What you are asked to do: Omit the pictures and output every entry below exactly as written.

"""

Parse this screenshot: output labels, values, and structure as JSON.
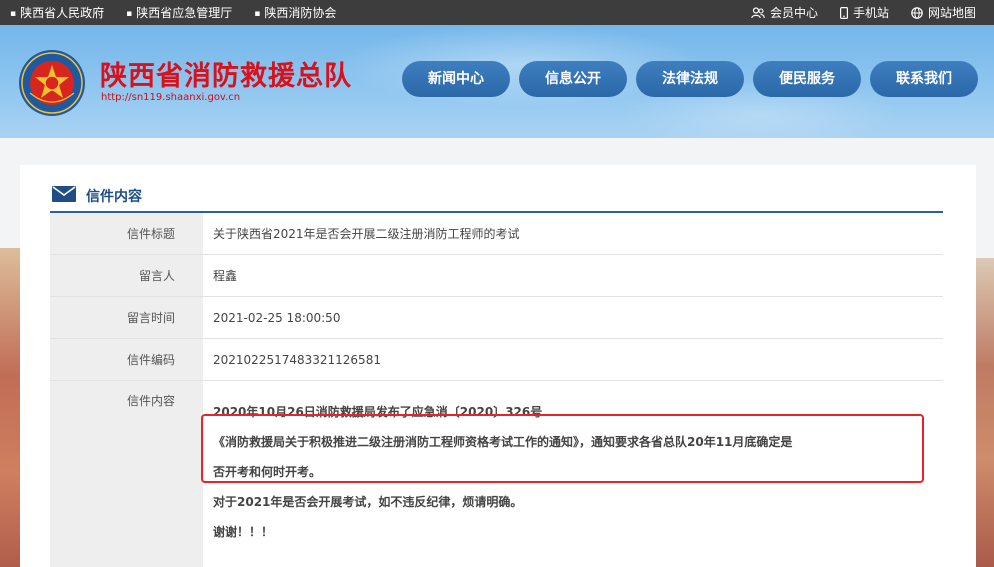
{
  "topbar": {
    "links": [
      "陕西省人民政府",
      "陕西省应急管理厅",
      "陕西消防协会"
    ],
    "member": "会员中心",
    "mobile": "手机站",
    "sitemap": "网站地图"
  },
  "header": {
    "title": "陕西省消防救援总队",
    "url": "http://sn119.shaanxi.gov.cn",
    "nav": [
      "新闻中心",
      "信息公开",
      "法律法规",
      "便民服务",
      "联系我们"
    ]
  },
  "section": {
    "title": "信件内容"
  },
  "letter": {
    "rows": [
      {
        "label": "信件标题",
        "value": "关于陕西省2021年是否会开展二级注册消防工程师的考试"
      },
      {
        "label": "留言人",
        "value": "程鑫"
      },
      {
        "label": "留言时间",
        "value": "2021-02-25 18:00:50"
      },
      {
        "label": "信件编码",
        "value": "20210225174833211265​81"
      }
    ],
    "content_label": "信件内容",
    "content": [
      "2020年10月26日消防救援局发布了应急消〔2020〕326号",
      "《消防救援局关于积极推进二级注册消防工程师资格考试工作的通知》，通知要求各省总队20年11月底确定是",
      "否开考和何时开考。",
      "对于2021年是否会开展考试，如不违反纪律，烦请明确。",
      "谢谢！！！"
    ]
  },
  "colors": {
    "accent": "#2a68a8",
    "title_red": "#d8111b",
    "highlight": "#e52526"
  }
}
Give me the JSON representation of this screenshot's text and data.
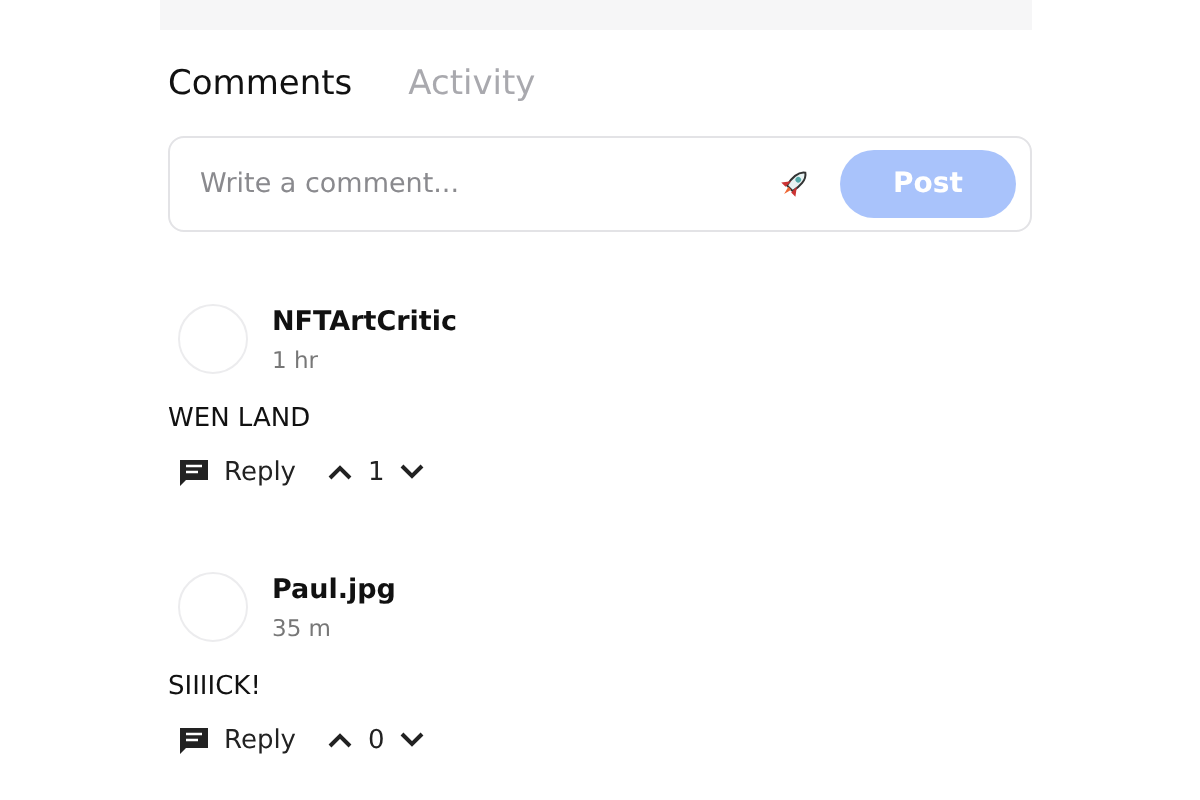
{
  "tabs": [
    {
      "label": "Comments",
      "selected": true
    },
    {
      "label": "Activity",
      "selected": false
    }
  ],
  "composer": {
    "placeholder": "Write a comment...",
    "post_label": "Post",
    "disabled": true
  },
  "comments": [
    {
      "author": "NFTArtCritic",
      "time": "1 hr",
      "text": "WEN LAND",
      "reply_label": "Reply",
      "votes": "1"
    },
    {
      "author": "Paul.jpg",
      "time": "35 m",
      "text": "SIIIICK!",
      "reply_label": "Reply",
      "votes": "0"
    }
  ]
}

"""

Solution to the exercise:
Parse this screenshot: output labels, values, and structure as JSON.
{
  "topbar": {
    "links": [
      "陕西省人民政府",
      "陕西省应急管理厅",
      "陕西消防协会"
    ],
    "member": "会员中心",
    "mobile": "手机站",
    "sitemap": "网站地图"
  },
  "header": {
    "title": "陕西省消防救援总队",
    "url": "http://sn119.shaanxi.gov.cn",
    "nav": [
      "新闻中心",
      "信息公开",
      "法律法规",
      "便民服务",
      "联系我们"
    ]
  },
  "section": {
    "title": "信件内容"
  },
  "letter": {
    "rows": [
      {
        "label": "信件标题",
        "value": "关于陕西省2021年是否会开展二级注册消防工程师的考试"
      },
      {
        "label": "留言人",
        "value": "程鑫"
      },
      {
        "label": "留言时间",
        "value": "2021-02-25 18:00:50"
      },
      {
        "label": "信件编码",
        "value": "20210225174833211265​81"
      }
    ],
    "content_label": "信件内容",
    "content": [
      "2020年10月26日消防救援局发布了应急消〔2020〕326号",
      "《消防救援局关于积极推进二级注册消防工程师资格考试工作的通知》，通知要求各省总队20年11月底确定是",
      "否开考和何时开考。",
      "对于2021年是否会开展考试，如不违反纪律，烦请明确。",
      "谢谢！！！"
    ]
  },
  "colors": {
    "accent": "#2a68a8",
    "title_red": "#d8111b",
    "highlight": "#e52526"
  }
}
Give me the JSON representation of this screenshot's text and data.
{
  "tabs": [
    {
      "label": "Comments",
      "selected": true
    },
    {
      "label": "Activity",
      "selected": false
    }
  ],
  "composer": {
    "placeholder": "Write a comment...",
    "post_label": "Post",
    "disabled": true
  },
  "comments": [
    {
      "author": "NFTArtCritic",
      "time": "1 hr",
      "text": "WEN LAND",
      "reply_label": "Reply",
      "votes": "1"
    },
    {
      "author": "Paul.jpg",
      "time": "35 m",
      "text": "SIIIICK!",
      "reply_label": "Reply",
      "votes": "0"
    }
  ]
}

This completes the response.